SHORT TASK: Across all the lines below, how many contain the string "ylabel"? Please reply with the number only.

Extracted data entries
○ ○ ○
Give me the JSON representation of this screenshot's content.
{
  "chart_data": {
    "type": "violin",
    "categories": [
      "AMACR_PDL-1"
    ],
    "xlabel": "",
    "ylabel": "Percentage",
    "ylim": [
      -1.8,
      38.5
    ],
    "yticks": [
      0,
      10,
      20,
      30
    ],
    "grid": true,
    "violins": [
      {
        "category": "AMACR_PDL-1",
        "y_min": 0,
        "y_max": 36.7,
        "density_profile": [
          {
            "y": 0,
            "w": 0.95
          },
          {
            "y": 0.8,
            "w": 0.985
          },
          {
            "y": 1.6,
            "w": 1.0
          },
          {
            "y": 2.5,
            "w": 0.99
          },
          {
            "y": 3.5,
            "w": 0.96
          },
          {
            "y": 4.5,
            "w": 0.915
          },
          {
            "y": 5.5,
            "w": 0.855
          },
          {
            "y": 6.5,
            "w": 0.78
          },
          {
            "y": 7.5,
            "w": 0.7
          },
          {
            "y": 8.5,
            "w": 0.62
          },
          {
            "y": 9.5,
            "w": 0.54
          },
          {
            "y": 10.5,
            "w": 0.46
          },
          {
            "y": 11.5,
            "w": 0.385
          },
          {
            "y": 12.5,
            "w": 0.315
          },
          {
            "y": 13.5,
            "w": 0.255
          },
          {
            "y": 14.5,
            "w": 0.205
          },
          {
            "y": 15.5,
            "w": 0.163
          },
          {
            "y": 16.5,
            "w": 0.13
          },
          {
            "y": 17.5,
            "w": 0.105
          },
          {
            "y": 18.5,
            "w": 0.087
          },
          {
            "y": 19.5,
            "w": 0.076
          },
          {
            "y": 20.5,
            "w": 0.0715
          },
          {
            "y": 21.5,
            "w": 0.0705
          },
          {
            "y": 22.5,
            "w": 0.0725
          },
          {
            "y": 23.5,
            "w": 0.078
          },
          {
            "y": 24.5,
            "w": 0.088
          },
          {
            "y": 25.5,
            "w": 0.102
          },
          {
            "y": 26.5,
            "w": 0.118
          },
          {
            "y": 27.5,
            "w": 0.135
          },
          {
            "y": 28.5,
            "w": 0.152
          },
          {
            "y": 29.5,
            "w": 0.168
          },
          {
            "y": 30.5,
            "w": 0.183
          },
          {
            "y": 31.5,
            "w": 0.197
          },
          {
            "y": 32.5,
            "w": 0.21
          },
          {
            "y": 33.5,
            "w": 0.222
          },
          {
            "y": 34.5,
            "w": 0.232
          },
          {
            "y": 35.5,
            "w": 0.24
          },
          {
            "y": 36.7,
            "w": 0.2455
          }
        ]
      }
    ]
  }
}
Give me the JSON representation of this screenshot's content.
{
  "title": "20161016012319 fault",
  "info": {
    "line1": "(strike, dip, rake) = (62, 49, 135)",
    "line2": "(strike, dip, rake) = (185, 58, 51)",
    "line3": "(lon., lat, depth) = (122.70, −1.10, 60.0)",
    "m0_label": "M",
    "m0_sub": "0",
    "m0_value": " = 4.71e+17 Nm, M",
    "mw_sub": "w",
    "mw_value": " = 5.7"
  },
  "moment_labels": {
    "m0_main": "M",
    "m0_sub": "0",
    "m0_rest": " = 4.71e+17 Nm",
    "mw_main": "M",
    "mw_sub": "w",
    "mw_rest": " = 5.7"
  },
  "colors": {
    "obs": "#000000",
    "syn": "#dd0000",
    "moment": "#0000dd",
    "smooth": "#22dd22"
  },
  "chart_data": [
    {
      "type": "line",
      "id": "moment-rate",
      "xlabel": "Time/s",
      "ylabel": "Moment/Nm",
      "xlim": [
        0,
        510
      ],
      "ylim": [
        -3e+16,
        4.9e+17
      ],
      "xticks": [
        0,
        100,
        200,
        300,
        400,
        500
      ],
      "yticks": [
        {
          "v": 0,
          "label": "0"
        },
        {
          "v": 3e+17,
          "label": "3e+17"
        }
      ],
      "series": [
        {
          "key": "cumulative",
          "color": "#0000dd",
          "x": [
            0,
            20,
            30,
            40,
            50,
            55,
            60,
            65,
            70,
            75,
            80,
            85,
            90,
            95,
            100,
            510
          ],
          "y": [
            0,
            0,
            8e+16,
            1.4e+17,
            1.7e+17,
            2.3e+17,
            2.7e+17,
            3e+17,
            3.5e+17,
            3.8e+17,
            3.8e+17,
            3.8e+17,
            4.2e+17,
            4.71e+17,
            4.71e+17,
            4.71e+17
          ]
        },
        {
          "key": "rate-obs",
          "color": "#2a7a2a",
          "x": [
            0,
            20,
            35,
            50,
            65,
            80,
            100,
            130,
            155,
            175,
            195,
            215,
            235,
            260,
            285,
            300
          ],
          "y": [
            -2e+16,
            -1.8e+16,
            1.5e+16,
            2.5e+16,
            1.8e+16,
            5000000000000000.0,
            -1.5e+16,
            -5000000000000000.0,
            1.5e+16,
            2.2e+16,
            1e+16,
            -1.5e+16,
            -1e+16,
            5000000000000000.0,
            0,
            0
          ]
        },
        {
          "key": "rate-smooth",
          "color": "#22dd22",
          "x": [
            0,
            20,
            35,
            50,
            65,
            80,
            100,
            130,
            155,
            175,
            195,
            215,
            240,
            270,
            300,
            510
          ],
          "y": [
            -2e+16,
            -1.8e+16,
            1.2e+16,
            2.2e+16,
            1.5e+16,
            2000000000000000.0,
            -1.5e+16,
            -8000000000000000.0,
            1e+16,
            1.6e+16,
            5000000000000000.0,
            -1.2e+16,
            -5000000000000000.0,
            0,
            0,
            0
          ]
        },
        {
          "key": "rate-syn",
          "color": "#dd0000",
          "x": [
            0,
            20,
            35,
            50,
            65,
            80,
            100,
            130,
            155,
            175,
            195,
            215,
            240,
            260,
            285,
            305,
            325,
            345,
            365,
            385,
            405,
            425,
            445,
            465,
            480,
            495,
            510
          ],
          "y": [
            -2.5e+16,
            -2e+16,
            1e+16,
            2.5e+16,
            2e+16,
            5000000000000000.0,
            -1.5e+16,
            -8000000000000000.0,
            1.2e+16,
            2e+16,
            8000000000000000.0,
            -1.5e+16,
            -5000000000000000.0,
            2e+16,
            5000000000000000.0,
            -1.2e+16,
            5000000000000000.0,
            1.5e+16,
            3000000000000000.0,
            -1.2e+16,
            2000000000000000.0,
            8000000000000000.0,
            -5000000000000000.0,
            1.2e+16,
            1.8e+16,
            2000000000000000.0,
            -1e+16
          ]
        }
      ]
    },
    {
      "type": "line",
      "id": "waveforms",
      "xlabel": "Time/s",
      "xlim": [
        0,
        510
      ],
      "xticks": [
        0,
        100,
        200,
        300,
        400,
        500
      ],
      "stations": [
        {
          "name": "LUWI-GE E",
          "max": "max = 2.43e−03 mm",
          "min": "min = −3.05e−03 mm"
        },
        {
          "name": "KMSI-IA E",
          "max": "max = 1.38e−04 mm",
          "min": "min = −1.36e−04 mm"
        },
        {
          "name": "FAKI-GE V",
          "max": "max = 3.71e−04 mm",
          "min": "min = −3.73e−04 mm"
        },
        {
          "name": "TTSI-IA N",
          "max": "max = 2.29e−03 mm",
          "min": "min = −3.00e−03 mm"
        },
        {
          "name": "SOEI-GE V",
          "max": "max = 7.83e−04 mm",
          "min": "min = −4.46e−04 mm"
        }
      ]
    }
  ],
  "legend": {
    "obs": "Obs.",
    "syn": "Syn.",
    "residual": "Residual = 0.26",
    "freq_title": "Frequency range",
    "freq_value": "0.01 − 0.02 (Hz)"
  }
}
○ ○ ○
CORRECT RESPONSE: 2